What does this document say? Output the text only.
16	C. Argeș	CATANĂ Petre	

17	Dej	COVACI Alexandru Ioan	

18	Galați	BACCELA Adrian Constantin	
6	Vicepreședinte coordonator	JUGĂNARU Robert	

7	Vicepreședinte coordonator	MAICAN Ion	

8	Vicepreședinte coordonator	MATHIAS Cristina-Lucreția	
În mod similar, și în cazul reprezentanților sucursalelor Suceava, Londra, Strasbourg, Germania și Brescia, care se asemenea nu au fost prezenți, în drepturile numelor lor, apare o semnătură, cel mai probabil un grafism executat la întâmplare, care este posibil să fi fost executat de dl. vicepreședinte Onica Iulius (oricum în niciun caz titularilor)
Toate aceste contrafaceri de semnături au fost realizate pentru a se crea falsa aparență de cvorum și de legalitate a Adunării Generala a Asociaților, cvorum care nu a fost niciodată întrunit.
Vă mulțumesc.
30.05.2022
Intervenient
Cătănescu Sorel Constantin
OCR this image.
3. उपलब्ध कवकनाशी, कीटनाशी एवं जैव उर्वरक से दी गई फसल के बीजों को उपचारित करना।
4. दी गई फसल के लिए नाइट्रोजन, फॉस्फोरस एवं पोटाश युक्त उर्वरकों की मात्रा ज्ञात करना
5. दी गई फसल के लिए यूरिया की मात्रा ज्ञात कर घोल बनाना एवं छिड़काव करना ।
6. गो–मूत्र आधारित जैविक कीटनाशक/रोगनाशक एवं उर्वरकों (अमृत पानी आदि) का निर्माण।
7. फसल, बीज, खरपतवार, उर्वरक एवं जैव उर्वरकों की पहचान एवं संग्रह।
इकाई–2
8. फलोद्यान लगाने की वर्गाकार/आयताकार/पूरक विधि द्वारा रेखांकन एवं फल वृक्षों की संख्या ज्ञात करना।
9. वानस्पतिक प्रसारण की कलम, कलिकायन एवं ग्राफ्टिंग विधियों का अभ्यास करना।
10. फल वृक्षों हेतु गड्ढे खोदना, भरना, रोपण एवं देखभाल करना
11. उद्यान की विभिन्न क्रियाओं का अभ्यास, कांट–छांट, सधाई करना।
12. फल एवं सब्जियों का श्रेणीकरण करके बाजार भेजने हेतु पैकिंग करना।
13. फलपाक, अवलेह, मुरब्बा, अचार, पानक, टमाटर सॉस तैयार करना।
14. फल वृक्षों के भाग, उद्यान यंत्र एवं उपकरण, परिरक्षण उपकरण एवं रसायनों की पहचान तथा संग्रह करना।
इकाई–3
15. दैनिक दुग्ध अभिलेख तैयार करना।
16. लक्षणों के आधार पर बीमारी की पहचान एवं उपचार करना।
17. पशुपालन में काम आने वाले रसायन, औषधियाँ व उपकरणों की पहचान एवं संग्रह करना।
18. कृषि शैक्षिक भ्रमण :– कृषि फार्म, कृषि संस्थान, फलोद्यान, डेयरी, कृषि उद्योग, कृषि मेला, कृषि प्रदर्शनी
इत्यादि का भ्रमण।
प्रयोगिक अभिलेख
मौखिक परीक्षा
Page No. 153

════════

• **WRITTEN EXERCISE**:
Print all of the entries exactly as they are written.

• **TASK RESPONSE**:
What does this document say? Output the text only.
16	C. Argeș	CATANĂ Petre	

17	Dej	COVACI Alexandru Ioan	

18	Galați	BACCELA Adrian Constantin	
6	Vicepreședinte coordonator	JUGĂNARU Robert	

7	Vicepreședinte coordonator	MAICAN Ion	

8	Vicepreședinte coordonator	MATHIAS Cristina-Lucreția	
În mod similar, și în cazul reprezentanților sucursalelor Suceava, Londra, Strasbourg, Germania și Brescia, care se asemenea nu au fost prezenți, în drepturile numelor lor, apare o semnătură, cel mai probabil un grafism executat la întâmplare, care este posibil să fi fost executat de dl. vicepreședinte Onica Iulius (oricum în niciun caz titularilor)
Toate aceste contrafaceri de semnături au fost realizate pentru a se crea falsa aparență de cvorum și de legalitate a Adunării Generala a Asociaților, cvorum care nu a fost niciodată întrunit.
Vă mulțumesc.
30.05.2022
Intervenient
Cătănescu Sorel Constantin
OCR this image.
3. उपलब्ध कवकनाशी, कीटनाशी एवं जैव उर्वरक से दी गई फसल के बीजों को उपचारित करना।
4. दी गई फसल के लिए नाइट्रोजन, फॉस्फोरस एवं पोटाश युक्त उर्वरकों की मात्रा ज्ञात करना
5. दी गई फसल के लिए यूरिया की मात्रा ज्ञात कर घोल बनाना एवं छिड़काव करना ।
6. गो–मूत्र आधारित जैविक कीटनाशक/रोगनाशक एवं उर्वरकों (अमृत पानी आदि) का निर्माण।
7. फसल, बीज, खरपतवार, उर्वरक एवं जैव उर्वरकों की पहचान एवं संग्रह।
इकाई–2
8. फलोद्यान लगाने की वर्गाकार/आयताकार/पूरक विधि द्वारा रेखांकन एवं फल वृक्षों की संख्या ज्ञात करना।
9. वानस्पतिक प्रसारण की कलम, कलिकायन एवं ग्राफ्टिंग विधियों का अभ्यास करना।
10. फल वृक्षों हेतु गड्ढे खोदना, भरना, रोपण एवं देखभाल करना
11. उद्यान की विभिन्न क्रियाओं का अभ्यास, कांट–छांट, सधाई करना।
12. फल एवं सब्जियों का श्रेणीकरण करके बाजार भेजने हेतु पैकिंग करना।
13. फलपाक, अवलेह, मुरब्बा, अचार, पानक, टमाटर सॉस तैयार करना।
14. फल वृक्षों के भाग, उद्यान यंत्र एवं उपकरण, परिरक्षण उपकरण एवं रसायनों की पहचान तथा संग्रह करना।
इकाई–3
15. दैनिक दुग्ध अभिलेख तैयार करना।
16. लक्षणों के आधार पर बीमारी की पहचान एवं उपचार करना।
17. पशुपालन में काम आने वाले रसायन, औषधियाँ व उपकरणों की पहचान एवं संग्रह करना।
18. कृषि शैक्षिक भ्रमण :– कृषि फार्म, कृषि संस्थान, फलोद्यान, डेयरी, कृषि उद्योग, कृषि मेला, कृषि प्रदर्शनी
इत्यादि का भ्रमण।
प्रयोगिक अभिलेख
मौखिक परीक्षा
Page No. 153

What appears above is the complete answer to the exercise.